§ Aim of the task
Restate the entire listing word for word.

§ Supplied records
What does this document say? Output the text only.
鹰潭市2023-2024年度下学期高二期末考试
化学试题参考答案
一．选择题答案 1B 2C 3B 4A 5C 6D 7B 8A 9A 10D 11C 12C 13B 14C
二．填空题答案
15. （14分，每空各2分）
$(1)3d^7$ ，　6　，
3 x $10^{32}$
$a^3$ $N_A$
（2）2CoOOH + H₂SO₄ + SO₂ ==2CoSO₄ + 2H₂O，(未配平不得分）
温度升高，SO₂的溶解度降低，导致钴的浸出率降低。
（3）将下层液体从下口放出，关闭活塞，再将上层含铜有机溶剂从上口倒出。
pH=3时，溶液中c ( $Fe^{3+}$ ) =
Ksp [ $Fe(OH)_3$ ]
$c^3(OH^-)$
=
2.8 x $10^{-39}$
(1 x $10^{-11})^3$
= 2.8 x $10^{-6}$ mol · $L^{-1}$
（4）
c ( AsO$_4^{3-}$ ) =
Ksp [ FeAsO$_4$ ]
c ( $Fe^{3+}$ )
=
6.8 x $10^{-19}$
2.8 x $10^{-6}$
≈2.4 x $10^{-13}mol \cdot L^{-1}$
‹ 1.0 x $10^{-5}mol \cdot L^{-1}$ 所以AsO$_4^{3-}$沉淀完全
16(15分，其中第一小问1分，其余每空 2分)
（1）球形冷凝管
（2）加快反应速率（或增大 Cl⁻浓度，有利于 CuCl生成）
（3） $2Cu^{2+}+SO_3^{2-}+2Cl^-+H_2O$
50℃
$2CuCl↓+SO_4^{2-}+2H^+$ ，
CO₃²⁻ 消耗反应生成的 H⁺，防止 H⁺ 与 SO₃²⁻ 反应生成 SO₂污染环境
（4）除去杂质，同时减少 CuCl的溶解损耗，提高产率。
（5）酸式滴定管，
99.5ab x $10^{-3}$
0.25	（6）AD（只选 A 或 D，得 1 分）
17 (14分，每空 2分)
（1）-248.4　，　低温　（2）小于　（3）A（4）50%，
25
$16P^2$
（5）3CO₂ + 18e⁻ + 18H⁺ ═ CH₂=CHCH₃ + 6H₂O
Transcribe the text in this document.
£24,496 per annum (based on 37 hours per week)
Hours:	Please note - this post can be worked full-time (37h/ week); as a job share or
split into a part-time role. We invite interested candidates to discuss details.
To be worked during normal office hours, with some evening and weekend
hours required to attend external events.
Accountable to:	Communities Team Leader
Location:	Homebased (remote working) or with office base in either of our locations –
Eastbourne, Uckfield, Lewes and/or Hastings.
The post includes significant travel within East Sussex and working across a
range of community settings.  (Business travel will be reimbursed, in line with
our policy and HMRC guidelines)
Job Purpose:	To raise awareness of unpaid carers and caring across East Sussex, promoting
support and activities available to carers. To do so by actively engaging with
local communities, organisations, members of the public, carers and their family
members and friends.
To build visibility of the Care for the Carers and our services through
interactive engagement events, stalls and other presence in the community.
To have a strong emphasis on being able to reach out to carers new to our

§ Task output
What does this document say? Output the text only.
鹰潭市2023-2024年度下学期高二期末考试
化学试题参考答案
一．选择题答案 1B 2C 3B 4A 5C 6D 7B 8A 9A 10D 11C 12C 13B 14C
二．填空题答案
15. （14分，每空各2分）
$(1)3d^7$ ，　6　，
3 x $10^{32}$
$a^3$ $N_A$
（2）2CoOOH + H₂SO₄ + SO₂ ==2CoSO₄ + 2H₂O，(未配平不得分）
温度升高，SO₂的溶解度降低，导致钴的浸出率降低。
（3）将下层液体从下口放出，关闭活塞，再将上层含铜有机溶剂从上口倒出。
pH=3时，溶液中c ( $Fe^{3+}$ ) =
Ksp [ $Fe(OH)_3$ ]
$c^3(OH^-)$
=
2.8 x $10^{-39}$
(1 x $10^{-11})^3$
= 2.8 x $10^{-6}$ mol · $L^{-1}$
（4）
c ( AsO$_4^{3-}$ ) =
Ksp [ FeAsO$_4$ ]
c ( $Fe^{3+}$ )
=
6.8 x $10^{-19}$
2.8 x $10^{-6}$
≈2.4 x $10^{-13}mol \cdot L^{-1}$
‹ 1.0 x $10^{-5}mol \cdot L^{-1}$ 所以AsO$_4^{3-}$沉淀完全
16(15分，其中第一小问1分，其余每空 2分)
（1）球形冷凝管
（2）加快反应速率（或增大 Cl⁻浓度，有利于 CuCl生成）
（3） $2Cu^{2+}+SO_3^{2-}+2Cl^-+H_2O$
50℃
$2CuCl↓+SO_4^{2-}+2H^+$ ，
CO₃²⁻ 消耗反应生成的 H⁺，防止 H⁺ 与 SO₃²⁻ 反应生成 SO₂污染环境
（4）除去杂质，同时减少 CuCl的溶解损耗，提高产率。
（5）酸式滴定管，
99.5ab x $10^{-3}$
0.25	（6）AD（只选 A 或 D，得 1 分）
17 (14分，每空 2分)
（1）-248.4　，　低温　（2）小于　（3）A（4）50%，
25
$16P^2$
（5）3CO₂ + 18e⁻ + 18H⁺ ═ CH₂=CHCH₃ + 6H₂O
Transcribe the text in this document.
£24,496 per annum (based on 37 hours per week)
Hours:	Please note - this post can be worked full-time (37h/ week); as a job share or
split into a part-time role. We invite interested candidates to discuss details.
To be worked during normal office hours, with some evening and weekend
hours required to attend external events.
Accountable to:	Communities Team Leader
Location:	Homebased (remote working) or with office base in either of our locations –
Eastbourne, Uckfield, Lewes and/or Hastings.
The post includes significant travel within East Sussex and working across a
range of community settings.  (Business travel will be reimbursed, in line with
our policy and HMRC guidelines)
Job Purpose:	To raise awareness of unpaid carers and caring across East Sussex, promoting
support and activities available to carers. To do so by actively engaging with
local communities, organisations, members of the public, carers and their family
members and friends.
To build visibility of the Care for the Carers and our services through
interactive engagement events, stalls and other presence in the community.
To have a strong emphasis on being able to reach out to carers new to our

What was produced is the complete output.